AIM OF THE EXERCISE
Type out the records that follow, exactly as given.

Dataset entries
[Begin]

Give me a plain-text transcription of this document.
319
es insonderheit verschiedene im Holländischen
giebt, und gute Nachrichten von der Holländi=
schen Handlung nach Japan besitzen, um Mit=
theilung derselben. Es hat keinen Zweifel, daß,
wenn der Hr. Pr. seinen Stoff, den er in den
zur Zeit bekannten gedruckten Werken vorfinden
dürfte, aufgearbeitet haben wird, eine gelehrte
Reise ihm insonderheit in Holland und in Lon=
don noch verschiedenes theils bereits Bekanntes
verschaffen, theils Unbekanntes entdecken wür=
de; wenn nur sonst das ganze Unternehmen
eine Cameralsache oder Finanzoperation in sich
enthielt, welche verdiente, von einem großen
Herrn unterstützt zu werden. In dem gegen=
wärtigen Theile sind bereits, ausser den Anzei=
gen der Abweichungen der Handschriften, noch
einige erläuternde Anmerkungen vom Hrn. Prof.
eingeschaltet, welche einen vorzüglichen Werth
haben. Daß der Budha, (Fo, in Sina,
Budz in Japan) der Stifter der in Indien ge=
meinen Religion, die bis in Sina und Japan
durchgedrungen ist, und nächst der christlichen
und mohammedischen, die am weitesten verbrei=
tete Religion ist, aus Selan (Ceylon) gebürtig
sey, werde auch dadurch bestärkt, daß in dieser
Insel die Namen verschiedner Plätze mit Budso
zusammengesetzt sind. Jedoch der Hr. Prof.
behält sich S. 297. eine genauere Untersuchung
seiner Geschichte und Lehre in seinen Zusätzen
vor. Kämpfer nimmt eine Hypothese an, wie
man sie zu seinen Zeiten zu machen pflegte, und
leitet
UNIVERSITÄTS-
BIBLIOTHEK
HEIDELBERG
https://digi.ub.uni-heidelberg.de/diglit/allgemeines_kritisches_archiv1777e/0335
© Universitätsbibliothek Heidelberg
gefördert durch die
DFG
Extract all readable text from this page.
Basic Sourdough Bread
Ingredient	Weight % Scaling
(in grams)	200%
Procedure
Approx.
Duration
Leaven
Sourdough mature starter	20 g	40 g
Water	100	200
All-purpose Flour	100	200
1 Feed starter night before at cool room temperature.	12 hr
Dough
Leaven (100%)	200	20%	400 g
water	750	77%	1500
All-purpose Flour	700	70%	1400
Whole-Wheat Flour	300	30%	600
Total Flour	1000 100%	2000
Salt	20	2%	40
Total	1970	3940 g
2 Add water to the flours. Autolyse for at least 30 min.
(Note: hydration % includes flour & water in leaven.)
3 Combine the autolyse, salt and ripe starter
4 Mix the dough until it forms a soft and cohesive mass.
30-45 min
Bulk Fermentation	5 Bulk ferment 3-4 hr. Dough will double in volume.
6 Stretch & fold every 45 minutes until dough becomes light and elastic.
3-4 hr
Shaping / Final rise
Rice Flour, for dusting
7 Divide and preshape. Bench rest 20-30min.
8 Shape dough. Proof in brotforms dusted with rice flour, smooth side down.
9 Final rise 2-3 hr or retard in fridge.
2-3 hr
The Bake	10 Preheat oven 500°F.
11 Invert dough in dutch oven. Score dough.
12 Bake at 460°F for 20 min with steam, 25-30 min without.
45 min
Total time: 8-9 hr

[End]

RESULT FOR THIS EXERCISE
Give me a plain-text transcription of this document.
319
es insonderheit verschiedene im Holländischen
giebt, und gute Nachrichten von der Holländi=
schen Handlung nach Japan besitzen, um Mit=
theilung derselben. Es hat keinen Zweifel, daß,
wenn der Hr. Pr. seinen Stoff, den er in den
zur Zeit bekannten gedruckten Werken vorfinden
dürfte, aufgearbeitet haben wird, eine gelehrte
Reise ihm insonderheit in Holland und in Lon=
don noch verschiedenes theils bereits Bekanntes
verschaffen, theils Unbekanntes entdecken wür=
de; wenn nur sonst das ganze Unternehmen
eine Cameralsache oder Finanzoperation in sich
enthielt, welche verdiente, von einem großen
Herrn unterstützt zu werden. In dem gegen=
wärtigen Theile sind bereits, ausser den Anzei=
gen der Abweichungen der Handschriften, noch
einige erläuternde Anmerkungen vom Hrn. Prof.
eingeschaltet, welche einen vorzüglichen Werth
haben. Daß der Budha, (Fo, in Sina,
Budz in Japan) der Stifter der in Indien ge=
meinen Religion, die bis in Sina und Japan
durchgedrungen ist, und nächst der christlichen
und mohammedischen, die am weitesten verbrei=
tete Religion ist, aus Selan (Ceylon) gebürtig
sey, werde auch dadurch bestärkt, daß in dieser
Insel die Namen verschiedner Plätze mit Budso
zusammengesetzt sind. Jedoch der Hr. Prof.
behält sich S. 297. eine genauere Untersuchung
seiner Geschichte und Lehre in seinen Zusätzen
vor. Kämpfer nimmt eine Hypothese an, wie
man sie zu seinen Zeiten zu machen pflegte, und
leitet
UNIVERSITÄTS-
BIBLIOTHEK
HEIDELBERG
https://digi.ub.uni-heidelberg.de/diglit/allgemeines_kritisches_archiv1777e/0335
© Universitätsbibliothek Heidelberg
gefördert durch die
DFG
Extract all readable text from this page.
Basic Sourdough Bread
Ingredient	Weight % Scaling
(in grams)	200%
Procedure
Approx.
Duration
Leaven
Sourdough mature starter	20 g	40 g
Water	100	200
All-purpose Flour	100	200
1 Feed starter night before at cool room temperature.	12 hr
Dough
Leaven (100%)	200	20%	400 g
water	750	77%	1500
All-purpose Flour	700	70%	1400
Whole-Wheat Flour	300	30%	600
Total Flour	1000 100%	2000
Salt	20	2%	40
Total	1970	3940 g
2 Add water to the flours. Autolyse for at least 30 min.
(Note: hydration % includes flour & water in leaven.)
3 Combine the autolyse, salt and ripe starter
4 Mix the dough until it forms a soft and cohesive mass.
30-45 min
Bulk Fermentation	5 Bulk ferment 3-4 hr. Dough will double in volume.
6 Stretch & fold every 45 minutes until dough becomes light and elastic.
3-4 hr
Shaping / Final rise
Rice Flour, for dusting
7 Divide and preshape. Bench rest 20-30min.
8 Shape dough. Proof in brotforms dusted with rice flour, smooth side down.
9 Final rise 2-3 hr or retard in fridge.
2-3 hr
The Bake	10 Preheat oven 500°F.
11 Invert dough in dutch oven. Score dough.
12 Bake at 460°F for 20 min with steam, 25-30 min without.
45 min
Total time: 8-9 hr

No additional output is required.